Records contained in a dataset:
****************
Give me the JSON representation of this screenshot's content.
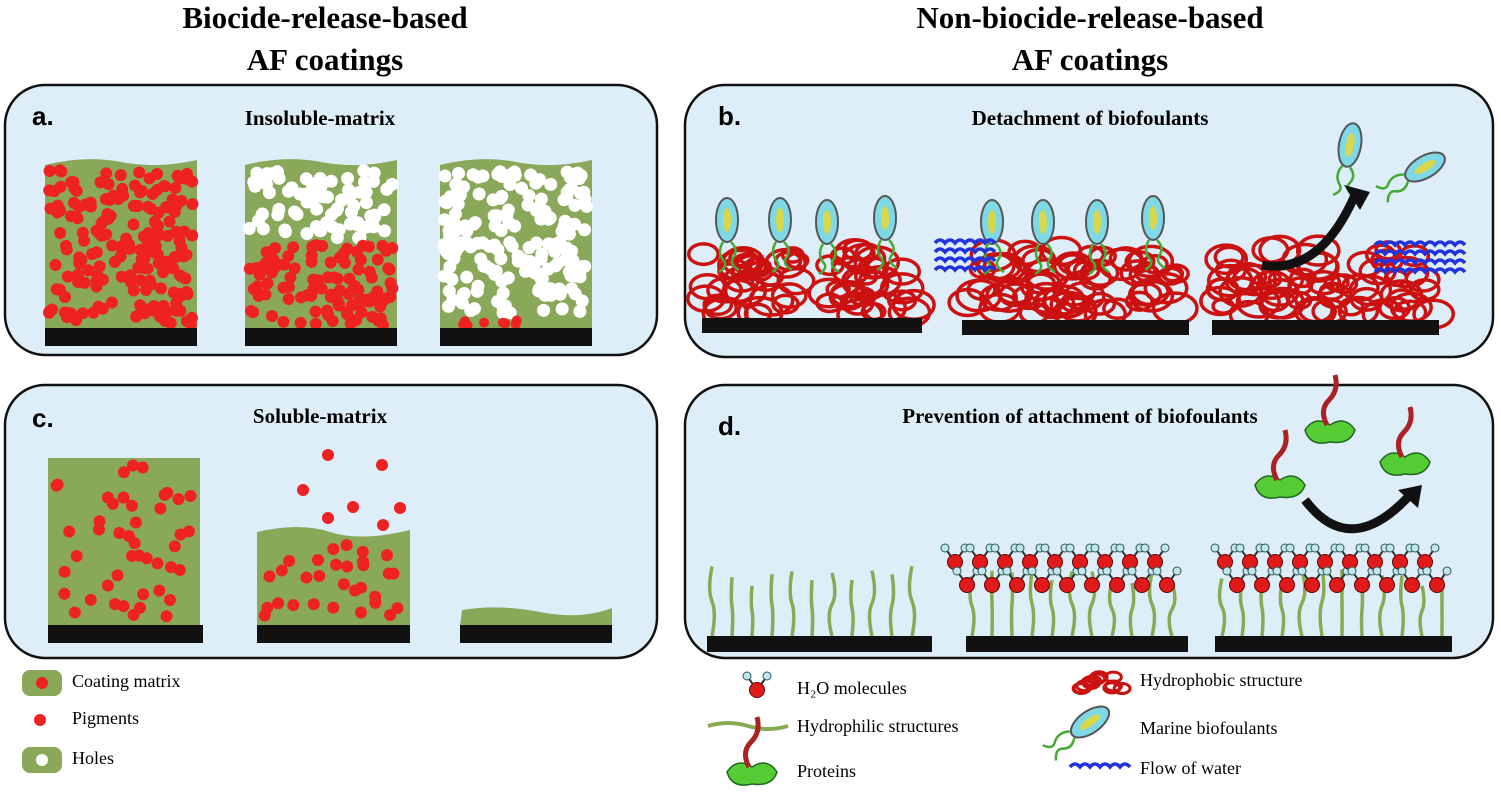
{
  "headings": [
    {
      "lines": [
        "Biocide-release-based",
        "AF coatings"
      ]
    },
    {
      "lines": [
        "Non-biocide-release-based",
        "AF coatings"
      ]
    }
  ],
  "panels": [
    {
      "letter": "a.",
      "title": "Insoluble-matrix"
    },
    {
      "letter": "b.",
      "title": "Detachment of biofoulants"
    },
    {
      "letter": "c.",
      "title": "Soluble-matrix"
    },
    {
      "letter": "d.",
      "title": "Prevention of attachment of biofoulants"
    }
  ],
  "legend": {
    "left": [
      "Coating matrix",
      "Pigments",
      "Holes"
    ],
    "right": [
      "H₂O molecules",
      "Hydrophilic structures",
      "Proteins",
      "Hydrophobic structure",
      "Marine biofoulants",
      "Flow of water"
    ]
  }
}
****************
# Task instructions
Omit every picture while printing the data word for word.

# Answer below
Give me the JSON representation of this screenshot's content.
{
  "headings": [
    {
      "lines": [
        "Biocide-release-based",
        "AF coatings"
      ]
    },
    {
      "lines": [
        "Non-biocide-release-based",
        "AF coatings"
      ]
    }
  ],
  "panels": [
    {
      "letter": "a.",
      "title": "Insoluble-matrix"
    },
    {
      "letter": "b.",
      "title": "Detachment of biofoulants"
    },
    {
      "letter": "c.",
      "title": "Soluble-matrix"
    },
    {
      "letter": "d.",
      "title": "Prevention of attachment of biofoulants"
    }
  ],
  "legend": {
    "left": [
      "Coating matrix",
      "Pigments",
      "Holes"
    ],
    "right": [
      "H₂O molecules",
      "Hydrophilic structures",
      "Proteins",
      "Hydrophobic structure",
      "Marine biofoulants",
      "Flow of water"
    ]
  }
}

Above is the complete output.